### REQUEST:
Identify and copy all lines of the material where the string "JSON" is found.

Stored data
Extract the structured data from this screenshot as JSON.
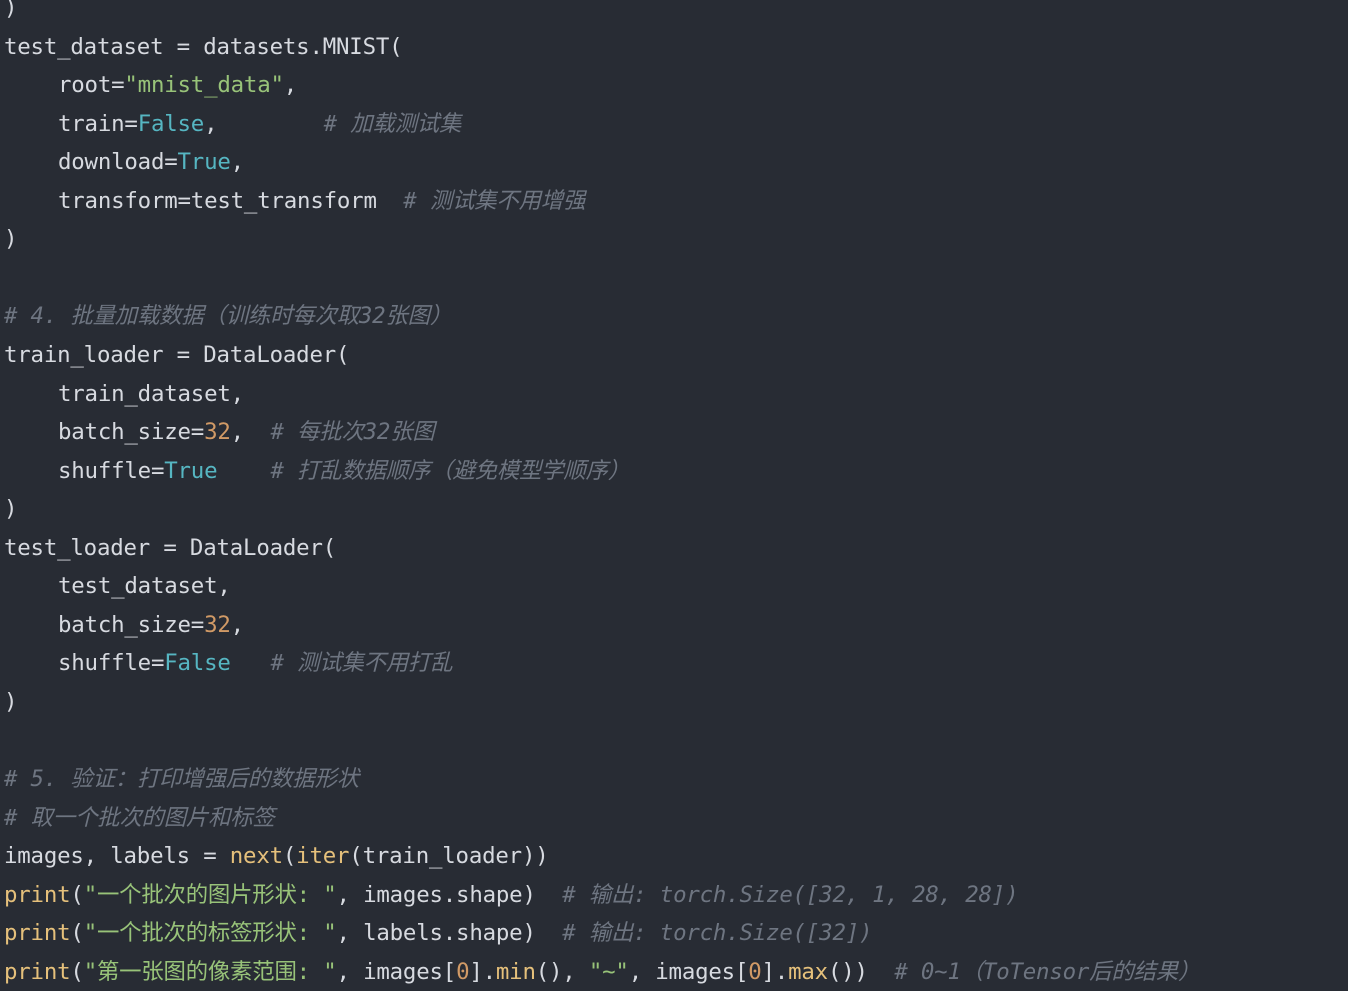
{
  "colors": {
    "background": "#282c34",
    "text": "#d7dae0",
    "string": "#98c379",
    "boolean": "#56b6c2",
    "number": "#d19a66",
    "function": "#e5c07b",
    "comment": "#6e7581"
  },
  "code": {
    "lines": [
      {
        "tokens": [
          {
            "t": "plain",
            "v": ")"
          }
        ]
      },
      {
        "tokens": [
          {
            "t": "plain",
            "v": "test_dataset = datasets.MNIST("
          }
        ]
      },
      {
        "indent": true,
        "tokens": [
          {
            "t": "plain",
            "v": "root="
          },
          {
            "t": "str",
            "v": "\"mnist_data\""
          },
          {
            "t": "plain",
            "v": ","
          }
        ]
      },
      {
        "indent": true,
        "tokens": [
          {
            "t": "plain",
            "v": "train="
          },
          {
            "t": "bool",
            "v": "False"
          },
          {
            "t": "plain",
            "v": ",        "
          },
          {
            "t": "comment",
            "v": "# 加载测试集"
          }
        ]
      },
      {
        "indent": true,
        "tokens": [
          {
            "t": "plain",
            "v": "download="
          },
          {
            "t": "bool",
            "v": "True"
          },
          {
            "t": "plain",
            "v": ","
          }
        ]
      },
      {
        "indent": true,
        "tokens": [
          {
            "t": "plain",
            "v": "transform=test_transform  "
          },
          {
            "t": "comment",
            "v": "# 测试集不用增强"
          }
        ]
      },
      {
        "tokens": [
          {
            "t": "plain",
            "v": ")"
          }
        ]
      },
      {
        "tokens": []
      },
      {
        "tokens": [
          {
            "t": "comment",
            "v": "# 4. 批量加载数据（训练时每次取32张图）"
          }
        ]
      },
      {
        "tokens": [
          {
            "t": "plain",
            "v": "train_loader = DataLoader("
          }
        ]
      },
      {
        "indent": true,
        "tokens": [
          {
            "t": "plain",
            "v": "train_dataset,"
          }
        ]
      },
      {
        "indent": true,
        "tokens": [
          {
            "t": "plain",
            "v": "batch_size="
          },
          {
            "t": "num",
            "v": "32"
          },
          {
            "t": "plain",
            "v": ",  "
          },
          {
            "t": "comment",
            "v": "# 每批次32张图"
          }
        ]
      },
      {
        "indent": true,
        "tokens": [
          {
            "t": "plain",
            "v": "shuffle="
          },
          {
            "t": "bool",
            "v": "True"
          },
          {
            "t": "plain",
            "v": "    "
          },
          {
            "t": "comment",
            "v": "# 打乱数据顺序（避免模型学顺序）"
          }
        ]
      },
      {
        "tokens": [
          {
            "t": "plain",
            "v": ")"
          }
        ]
      },
      {
        "tokens": [
          {
            "t": "plain",
            "v": "test_loader = DataLoader("
          }
        ]
      },
      {
        "indent": true,
        "tokens": [
          {
            "t": "plain",
            "v": "test_dataset,"
          }
        ]
      },
      {
        "indent": true,
        "tokens": [
          {
            "t": "plain",
            "v": "batch_size="
          },
          {
            "t": "num",
            "v": "32"
          },
          {
            "t": "plain",
            "v": ","
          }
        ]
      },
      {
        "indent": true,
        "tokens": [
          {
            "t": "plain",
            "v": "shuffle="
          },
          {
            "t": "bool",
            "v": "False"
          },
          {
            "t": "plain",
            "v": "   "
          },
          {
            "t": "comment",
            "v": "# 测试集不用打乱"
          }
        ]
      },
      {
        "tokens": [
          {
            "t": "plain",
            "v": ")"
          }
        ]
      },
      {
        "tokens": []
      },
      {
        "tokens": [
          {
            "t": "comment",
            "v": "# 5. 验证：打印增强后的数据形状"
          }
        ]
      },
      {
        "tokens": [
          {
            "t": "comment",
            "v": "# 取一个批次的图片和标签"
          }
        ]
      },
      {
        "tokens": [
          {
            "t": "plain",
            "v": "images, labels = "
          },
          {
            "t": "fn",
            "v": "next"
          },
          {
            "t": "plain",
            "v": "("
          },
          {
            "t": "fn",
            "v": "iter"
          },
          {
            "t": "plain",
            "v": "(train_loader))"
          }
        ]
      },
      {
        "tokens": [
          {
            "t": "fn",
            "v": "print"
          },
          {
            "t": "plain",
            "v": "("
          },
          {
            "t": "str",
            "v": "\"一个批次的图片形状: \""
          },
          {
            "t": "plain",
            "v": ", images.shape)  "
          },
          {
            "t": "comment",
            "v": "# 输出: torch.Size([32, 1, 28, 28])"
          }
        ]
      },
      {
        "tokens": [
          {
            "t": "fn",
            "v": "print"
          },
          {
            "t": "plain",
            "v": "("
          },
          {
            "t": "str",
            "v": "\"一个批次的标签形状: \""
          },
          {
            "t": "plain",
            "v": ", labels.shape)  "
          },
          {
            "t": "comment",
            "v": "# 输出: torch.Size([32])"
          }
        ]
      },
      {
        "tokens": [
          {
            "t": "fn",
            "v": "print"
          },
          {
            "t": "plain",
            "v": "("
          },
          {
            "t": "str",
            "v": "\"第一张图的像素范围: \""
          },
          {
            "t": "plain",
            "v": ", images["
          },
          {
            "t": "num",
            "v": "0"
          },
          {
            "t": "plain",
            "v": "]."
          },
          {
            "t": "fn",
            "v": "min"
          },
          {
            "t": "plain",
            "v": "(), "
          },
          {
            "t": "str",
            "v": "\"~\""
          },
          {
            "t": "plain",
            "v": ", images["
          },
          {
            "t": "num",
            "v": "0"
          },
          {
            "t": "plain",
            "v": "]."
          },
          {
            "t": "fn",
            "v": "max"
          },
          {
            "t": "plain",
            "v": "())  "
          },
          {
            "t": "comment",
            "v": "# 0~1（ToTensor后的结果）"
          }
        ]
      }
    ]
  }
}
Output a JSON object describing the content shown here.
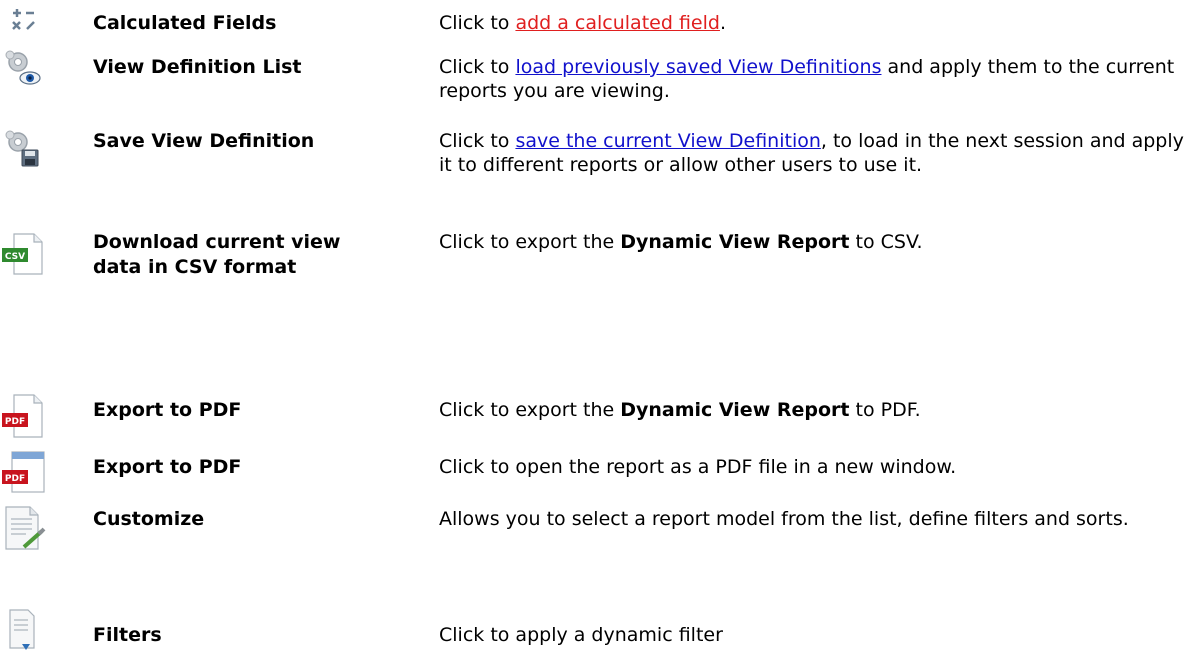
{
  "rows": [
    {
      "icon": "calculator-icon",
      "label": "Calculated Fields",
      "desc_prefix": "Click to ",
      "desc_link": "add a calculated field",
      "desc_suffix": "."
    },
    {
      "icon": "gear-eye-icon",
      "label": "View Definition List",
      "desc_prefix": "Click to ",
      "desc_link": "load previously saved View Definitions",
      "desc_suffix": " and apply them to the current reports you are viewing."
    },
    {
      "icon": "gear-floppy-icon",
      "label": "Save View Definition",
      "desc_prefix": "Click to ",
      "desc_link": "save the current View Definition",
      "desc_suffix": ", to load in the next session and apply it to different reports or allow other users to use it."
    },
    {
      "icon": "csv-file-icon",
      "label": "Download current view data in CSV format",
      "desc_prefix": "Click to export the ",
      "desc_bold": "Dynamic View Report",
      "desc_suffix": " to CSV."
    },
    {
      "icon": "pdf-file-icon",
      "label": "Export to PDF",
      "desc_prefix": "Click to export the ",
      "desc_bold": "Dynamic View Report",
      "desc_suffix": " to PDF."
    },
    {
      "icon": "pdf-window-icon",
      "label": "Export to PDF",
      "desc_prefix": "Click to open the report as a PDF file in a new window."
    },
    {
      "icon": "document-pencil-icon",
      "label": "Customize",
      "desc_prefix": "Allows you to select a report model from the list, define filters and sorts."
    },
    {
      "icon": "document-filter-icon",
      "label": "Filters",
      "desc_prefix": "Click to apply a dynamic filter"
    }
  ],
  "icon_badges": {
    "csv": "CSV",
    "pdf": "PDF"
  },
  "colors": {
    "link_blue": "#1111cc",
    "link_red": "#e01f1f",
    "csv_green": "#2f8a2f",
    "pdf_red": "#c8141e"
  }
}
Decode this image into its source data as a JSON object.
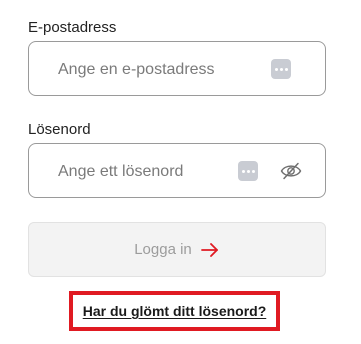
{
  "email": {
    "label": "E-postadress",
    "placeholder": "Ange en e-postadress",
    "value": ""
  },
  "password": {
    "label": "Lösenord",
    "placeholder": "Ange ett lösenord",
    "value": ""
  },
  "login_button": {
    "label": "Logga in",
    "icon": "arrow-right-icon"
  },
  "forgot_link": {
    "label": "Har du glömt ditt lösenord?"
  },
  "colors": {
    "accent": "#e01a22",
    "button_disabled_bg": "#f3f3f3",
    "button_disabled_text": "#9c9c9c",
    "field_border": "#9a9a9a",
    "pw_manager_badge": "#c9ccd3"
  },
  "icons": {
    "password_manager": "password-manager-icon",
    "visibility_toggle": "eye-off-icon"
  }
}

### WRITTEN ANSWER:
Extract the structured data from this screenshot as JSON.
Output a JSON object describing the content shown here.
Decode this image into its source data as a JSON object.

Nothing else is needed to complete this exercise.